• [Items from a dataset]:

------

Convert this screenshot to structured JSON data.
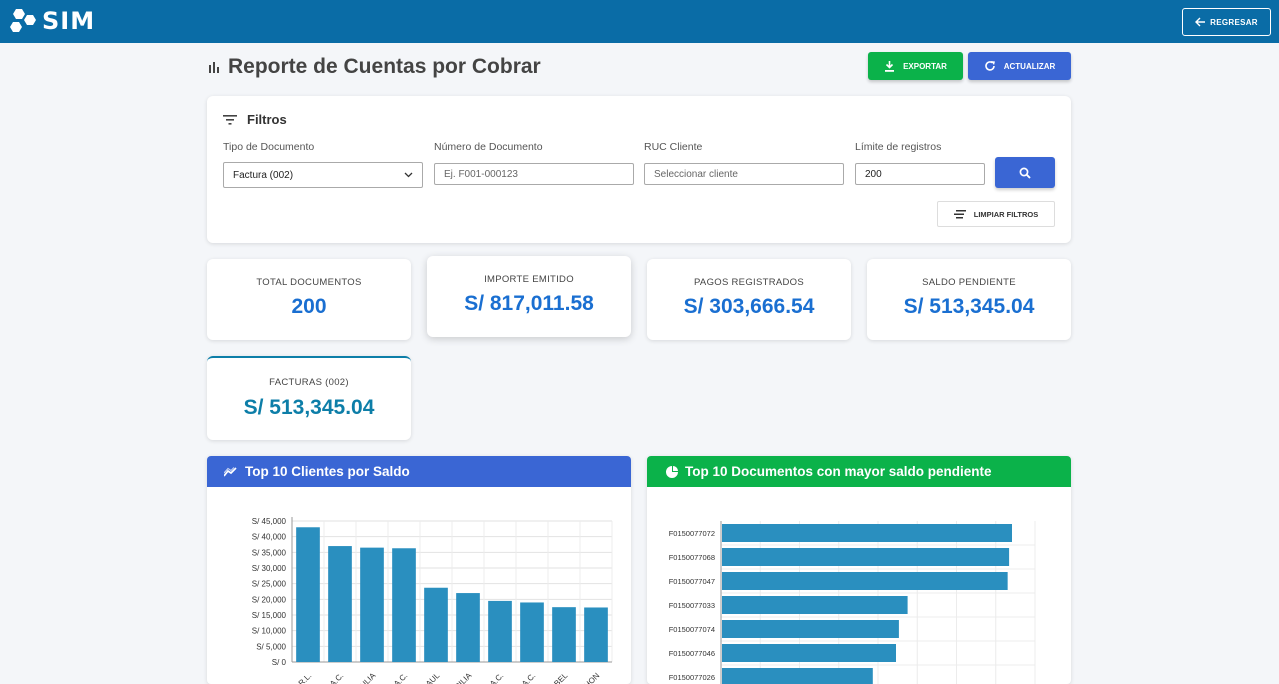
{
  "app": {
    "logo_text": "SIM",
    "back_label": "REGRESAR"
  },
  "header": {
    "title": "Reporte de Cuentas por Cobrar",
    "export_label": "EXPORTAR",
    "refresh_label": "ACTUALIZAR"
  },
  "filters": {
    "title": "Filtros",
    "doc_type_label": "Tipo de Documento",
    "doc_type_value": "Factura (002)",
    "doc_number_label": "Número de Documento",
    "doc_number_placeholder": "Ej. F001-000123",
    "ruc_label": "RUC Cliente",
    "ruc_placeholder": "Seleccionar cliente",
    "limit_label": "Límite de registros",
    "limit_value": "200",
    "clear_label": "LIMPIAR FILTROS"
  },
  "stats": {
    "total_docs_label": "TOTAL DOCUMENTOS",
    "total_docs_value": "200",
    "issued_label": "IMPORTE EMITIDO",
    "issued_value": "S/ 817,011.58",
    "payments_label": "PAGOS REGISTRADOS",
    "payments_value": "S/ 303,666.54",
    "pending_label": "SALDO PENDIENTE",
    "pending_value": "S/ 513,345.04",
    "invoices_label": "FACTURAS (002)",
    "invoices_value": "S/ 513,345.04"
  },
  "colors": {
    "topbar": "#0a6ca6",
    "accent_blue": "#3a66d4",
    "accent_green": "#0bb24a",
    "bar": "#2a8fbf",
    "value_blue": "#1a6fd1",
    "value_teal": "#0d7ea8"
  },
  "chart_data": [
    {
      "type": "bar",
      "title": "Top 10 Clientes por Saldo",
      "categories": [
        "...R.L.",
        "...A.C.",
        "...JULIA",
        "...A.C.",
        "...SAUL",
        "...CILIA",
        "...A.C.",
        "...A.C.",
        "...ABEL",
        "...JHON"
      ],
      "values": [
        43000,
        37000,
        36500,
        36300,
        23700,
        22000,
        19500,
        19000,
        17500,
        17400
      ],
      "y_ticks": [
        "S/ 0",
        "S/ 5,000",
        "S/ 10,000",
        "S/ 15,000",
        "S/ 20,000",
        "S/ 25,000",
        "S/ 30,000",
        "S/ 35,000",
        "S/ 40,000",
        "S/ 45,000"
      ],
      "ylim": [
        0,
        45000
      ],
      "grid": true
    },
    {
      "type": "bar",
      "orientation": "horizontal",
      "title": "Top 10 Documentos con mayor saldo pendiente",
      "categories": [
        "F0150077072",
        "F0150077068",
        "F0150077047",
        "F0150077033",
        "F0150077074",
        "F0150077046",
        "F0150077026"
      ],
      "values": [
        1.0,
        0.99,
        0.985,
        0.64,
        0.61,
        0.6,
        0.52
      ],
      "grid": true
    }
  ]
}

------

• [Problem requirements]:
Make an exact copy of every entry above, minus the images.

• [The completed task]:
Convert this screenshot to structured JSON data.
{
  "app": {
    "logo_text": "SIM",
    "back_label": "REGRESAR"
  },
  "header": {
    "title": "Reporte de Cuentas por Cobrar",
    "export_label": "EXPORTAR",
    "refresh_label": "ACTUALIZAR"
  },
  "filters": {
    "title": "Filtros",
    "doc_type_label": "Tipo de Documento",
    "doc_type_value": "Factura (002)",
    "doc_number_label": "Número de Documento",
    "doc_number_placeholder": "Ej. F001-000123",
    "ruc_label": "RUC Cliente",
    "ruc_placeholder": "Seleccionar cliente",
    "limit_label": "Límite de registros",
    "limit_value": "200",
    "clear_label": "LIMPIAR FILTROS"
  },
  "stats": {
    "total_docs_label": "TOTAL DOCUMENTOS",
    "total_docs_value": "200",
    "issued_label": "IMPORTE EMITIDO",
    "issued_value": "S/ 817,011.58",
    "payments_label": "PAGOS REGISTRADOS",
    "payments_value": "S/ 303,666.54",
    "pending_label": "SALDO PENDIENTE",
    "pending_value": "S/ 513,345.04",
    "invoices_label": "FACTURAS (002)",
    "invoices_value": "S/ 513,345.04"
  },
  "colors": {
    "topbar": "#0a6ca6",
    "accent_blue": "#3a66d4",
    "accent_green": "#0bb24a",
    "bar": "#2a8fbf",
    "value_blue": "#1a6fd1",
    "value_teal": "#0d7ea8"
  },
  "chart_data": [
    {
      "type": "bar",
      "title": "Top 10 Clientes por Saldo",
      "categories": [
        "...R.L.",
        "...A.C.",
        "...JULIA",
        "...A.C.",
        "...SAUL",
        "...CILIA",
        "...A.C.",
        "...A.C.",
        "...ABEL",
        "...JHON"
      ],
      "values": [
        43000,
        37000,
        36500,
        36300,
        23700,
        22000,
        19500,
        19000,
        17500,
        17400
      ],
      "y_ticks": [
        "S/ 0",
        "S/ 5,000",
        "S/ 10,000",
        "S/ 15,000",
        "S/ 20,000",
        "S/ 25,000",
        "S/ 30,000",
        "S/ 35,000",
        "S/ 40,000",
        "S/ 45,000"
      ],
      "ylim": [
        0,
        45000
      ],
      "grid": true
    },
    {
      "type": "bar",
      "orientation": "horizontal",
      "title": "Top 10 Documentos con mayor saldo pendiente",
      "categories": [
        "F0150077072",
        "F0150077068",
        "F0150077047",
        "F0150077033",
        "F0150077074",
        "F0150077046",
        "F0150077026"
      ],
      "values": [
        1.0,
        0.99,
        0.985,
        0.64,
        0.61,
        0.6,
        0.52
      ],
      "grid": true
    }
  ]
}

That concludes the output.